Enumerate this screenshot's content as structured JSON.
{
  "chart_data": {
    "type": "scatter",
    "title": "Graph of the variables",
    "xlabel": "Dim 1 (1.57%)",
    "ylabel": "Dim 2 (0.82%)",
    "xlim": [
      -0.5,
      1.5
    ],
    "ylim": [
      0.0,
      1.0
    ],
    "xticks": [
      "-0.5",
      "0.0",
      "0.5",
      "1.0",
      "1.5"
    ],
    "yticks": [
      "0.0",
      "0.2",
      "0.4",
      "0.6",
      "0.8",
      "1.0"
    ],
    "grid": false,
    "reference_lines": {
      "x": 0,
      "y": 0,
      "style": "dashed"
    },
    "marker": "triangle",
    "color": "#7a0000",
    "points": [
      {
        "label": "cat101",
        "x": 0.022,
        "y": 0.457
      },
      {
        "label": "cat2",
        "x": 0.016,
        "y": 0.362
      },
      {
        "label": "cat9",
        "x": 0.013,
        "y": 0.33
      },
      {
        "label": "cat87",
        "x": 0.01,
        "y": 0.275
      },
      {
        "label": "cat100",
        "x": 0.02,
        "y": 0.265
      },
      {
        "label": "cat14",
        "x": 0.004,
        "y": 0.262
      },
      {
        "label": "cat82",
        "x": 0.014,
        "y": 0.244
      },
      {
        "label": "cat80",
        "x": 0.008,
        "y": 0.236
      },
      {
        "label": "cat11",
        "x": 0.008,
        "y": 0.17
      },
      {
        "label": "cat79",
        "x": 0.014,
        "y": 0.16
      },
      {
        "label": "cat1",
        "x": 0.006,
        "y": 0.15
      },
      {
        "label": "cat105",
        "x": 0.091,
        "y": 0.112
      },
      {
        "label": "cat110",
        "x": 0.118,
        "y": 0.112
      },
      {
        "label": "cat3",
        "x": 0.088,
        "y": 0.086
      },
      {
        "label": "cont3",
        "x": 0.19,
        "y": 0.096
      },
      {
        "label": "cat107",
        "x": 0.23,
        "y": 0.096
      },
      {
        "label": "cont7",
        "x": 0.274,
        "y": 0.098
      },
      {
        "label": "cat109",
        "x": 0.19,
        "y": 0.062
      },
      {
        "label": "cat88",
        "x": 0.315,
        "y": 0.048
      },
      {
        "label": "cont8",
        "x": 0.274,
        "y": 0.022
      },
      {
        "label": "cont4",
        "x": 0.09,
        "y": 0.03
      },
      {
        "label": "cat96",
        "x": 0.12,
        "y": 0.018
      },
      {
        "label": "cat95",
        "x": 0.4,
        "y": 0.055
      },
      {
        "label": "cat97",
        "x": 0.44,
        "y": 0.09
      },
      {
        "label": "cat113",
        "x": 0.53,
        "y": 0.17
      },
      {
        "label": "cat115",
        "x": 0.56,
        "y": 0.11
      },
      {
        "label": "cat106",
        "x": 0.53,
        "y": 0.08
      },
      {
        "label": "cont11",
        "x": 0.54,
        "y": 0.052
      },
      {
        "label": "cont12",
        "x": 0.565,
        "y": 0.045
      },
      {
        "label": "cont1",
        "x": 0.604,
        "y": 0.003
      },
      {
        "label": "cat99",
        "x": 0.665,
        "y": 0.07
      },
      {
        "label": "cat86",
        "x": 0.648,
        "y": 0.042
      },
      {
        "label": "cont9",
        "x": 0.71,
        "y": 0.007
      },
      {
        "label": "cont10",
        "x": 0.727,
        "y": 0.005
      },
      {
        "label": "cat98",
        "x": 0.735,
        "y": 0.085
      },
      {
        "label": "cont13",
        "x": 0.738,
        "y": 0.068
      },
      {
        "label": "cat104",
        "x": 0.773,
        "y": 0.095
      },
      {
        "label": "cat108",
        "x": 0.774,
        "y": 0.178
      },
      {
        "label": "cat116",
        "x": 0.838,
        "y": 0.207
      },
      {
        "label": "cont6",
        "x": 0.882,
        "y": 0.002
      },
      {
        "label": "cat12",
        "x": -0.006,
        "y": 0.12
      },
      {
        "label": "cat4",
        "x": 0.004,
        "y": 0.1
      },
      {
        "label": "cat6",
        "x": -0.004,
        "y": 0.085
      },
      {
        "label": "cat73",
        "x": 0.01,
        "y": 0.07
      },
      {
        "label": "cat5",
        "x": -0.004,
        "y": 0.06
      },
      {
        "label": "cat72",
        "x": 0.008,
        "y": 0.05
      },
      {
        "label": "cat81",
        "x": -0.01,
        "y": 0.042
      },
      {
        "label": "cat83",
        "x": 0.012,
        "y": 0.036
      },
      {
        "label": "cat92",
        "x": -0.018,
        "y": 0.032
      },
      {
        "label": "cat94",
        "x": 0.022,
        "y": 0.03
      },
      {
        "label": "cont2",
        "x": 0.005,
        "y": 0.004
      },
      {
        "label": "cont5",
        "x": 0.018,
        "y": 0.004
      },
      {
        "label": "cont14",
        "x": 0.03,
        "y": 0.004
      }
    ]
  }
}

+++++

### Exercise
Write the complete data out, exactly as above.

### Output below
Enumerate this screenshot's content as structured JSON.
{
  "chart_data": {
    "type": "scatter",
    "title": "Graph of the variables",
    "xlabel": "Dim 1 (1.57%)",
    "ylabel": "Dim 2 (0.82%)",
    "xlim": [
      -0.5,
      1.5
    ],
    "ylim": [
      0.0,
      1.0
    ],
    "xticks": [
      "-0.5",
      "0.0",
      "0.5",
      "1.0",
      "1.5"
    ],
    "yticks": [
      "0.0",
      "0.2",
      "0.4",
      "0.6",
      "0.8",
      "1.0"
    ],
    "grid": false,
    "reference_lines": {
      "x": 0,
      "y": 0,
      "style": "dashed"
    },
    "marker": "triangle",
    "color": "#7a0000",
    "points": [
      {
        "label": "cat101",
        "x": 0.022,
        "y": 0.457
      },
      {
        "label": "cat2",
        "x": 0.016,
        "y": 0.362
      },
      {
        "label": "cat9",
        "x": 0.013,
        "y": 0.33
      },
      {
        "label": "cat87",
        "x": 0.01,
        "y": 0.275
      },
      {
        "label": "cat100",
        "x": 0.02,
        "y": 0.265
      },
      {
        "label": "cat14",
        "x": 0.004,
        "y": 0.262
      },
      {
        "label": "cat82",
        "x": 0.014,
        "y": 0.244
      },
      {
        "label": "cat80",
        "x": 0.008,
        "y": 0.236
      },
      {
        "label": "cat11",
        "x": 0.008,
        "y": 0.17
      },
      {
        "label": "cat79",
        "x": 0.014,
        "y": 0.16
      },
      {
        "label": "cat1",
        "x": 0.006,
        "y": 0.15
      },
      {
        "label": "cat105",
        "x": 0.091,
        "y": 0.112
      },
      {
        "label": "cat110",
        "x": 0.118,
        "y": 0.112
      },
      {
        "label": "cat3",
        "x": 0.088,
        "y": 0.086
      },
      {
        "label": "cont3",
        "x": 0.19,
        "y": 0.096
      },
      {
        "label": "cat107",
        "x": 0.23,
        "y": 0.096
      },
      {
        "label": "cont7",
        "x": 0.274,
        "y": 0.098
      },
      {
        "label": "cat109",
        "x": 0.19,
        "y": 0.062
      },
      {
        "label": "cat88",
        "x": 0.315,
        "y": 0.048
      },
      {
        "label": "cont8",
        "x": 0.274,
        "y": 0.022
      },
      {
        "label": "cont4",
        "x": 0.09,
        "y": 0.03
      },
      {
        "label": "cat96",
        "x": 0.12,
        "y": 0.018
      },
      {
        "label": "cat95",
        "x": 0.4,
        "y": 0.055
      },
      {
        "label": "cat97",
        "x": 0.44,
        "y": 0.09
      },
      {
        "label": "cat113",
        "x": 0.53,
        "y": 0.17
      },
      {
        "label": "cat115",
        "x": 0.56,
        "y": 0.11
      },
      {
        "label": "cat106",
        "x": 0.53,
        "y": 0.08
      },
      {
        "label": "cont11",
        "x": 0.54,
        "y": 0.052
      },
      {
        "label": "cont12",
        "x": 0.565,
        "y": 0.045
      },
      {
        "label": "cont1",
        "x": 0.604,
        "y": 0.003
      },
      {
        "label": "cat99",
        "x": 0.665,
        "y": 0.07
      },
      {
        "label": "cat86",
        "x": 0.648,
        "y": 0.042
      },
      {
        "label": "cont9",
        "x": 0.71,
        "y": 0.007
      },
      {
        "label": "cont10",
        "x": 0.727,
        "y": 0.005
      },
      {
        "label": "cat98",
        "x": 0.735,
        "y": 0.085
      },
      {
        "label": "cont13",
        "x": 0.738,
        "y": 0.068
      },
      {
        "label": "cat104",
        "x": 0.773,
        "y": 0.095
      },
      {
        "label": "cat108",
        "x": 0.774,
        "y": 0.178
      },
      {
        "label": "cat116",
        "x": 0.838,
        "y": 0.207
      },
      {
        "label": "cont6",
        "x": 0.882,
        "y": 0.002
      },
      {
        "label": "cat12",
        "x": -0.006,
        "y": 0.12
      },
      {
        "label": "cat4",
        "x": 0.004,
        "y": 0.1
      },
      {
        "label": "cat6",
        "x": -0.004,
        "y": 0.085
      },
      {
        "label": "cat73",
        "x": 0.01,
        "y": 0.07
      },
      {
        "label": "cat5",
        "x": -0.004,
        "y": 0.06
      },
      {
        "label": "cat72",
        "x": 0.008,
        "y": 0.05
      },
      {
        "label": "cat81",
        "x": -0.01,
        "y": 0.042
      },
      {
        "label": "cat83",
        "x": 0.012,
        "y": 0.036
      },
      {
        "label": "cat92",
        "x": -0.018,
        "y": 0.032
      },
      {
        "label": "cat94",
        "x": 0.022,
        "y": 0.03
      },
      {
        "label": "cont2",
        "x": 0.005,
        "y": 0.004
      },
      {
        "label": "cont5",
        "x": 0.018,
        "y": 0.004
      },
      {
        "label": "cont14",
        "x": 0.03,
        "y": 0.004
      }
    ]
  }
}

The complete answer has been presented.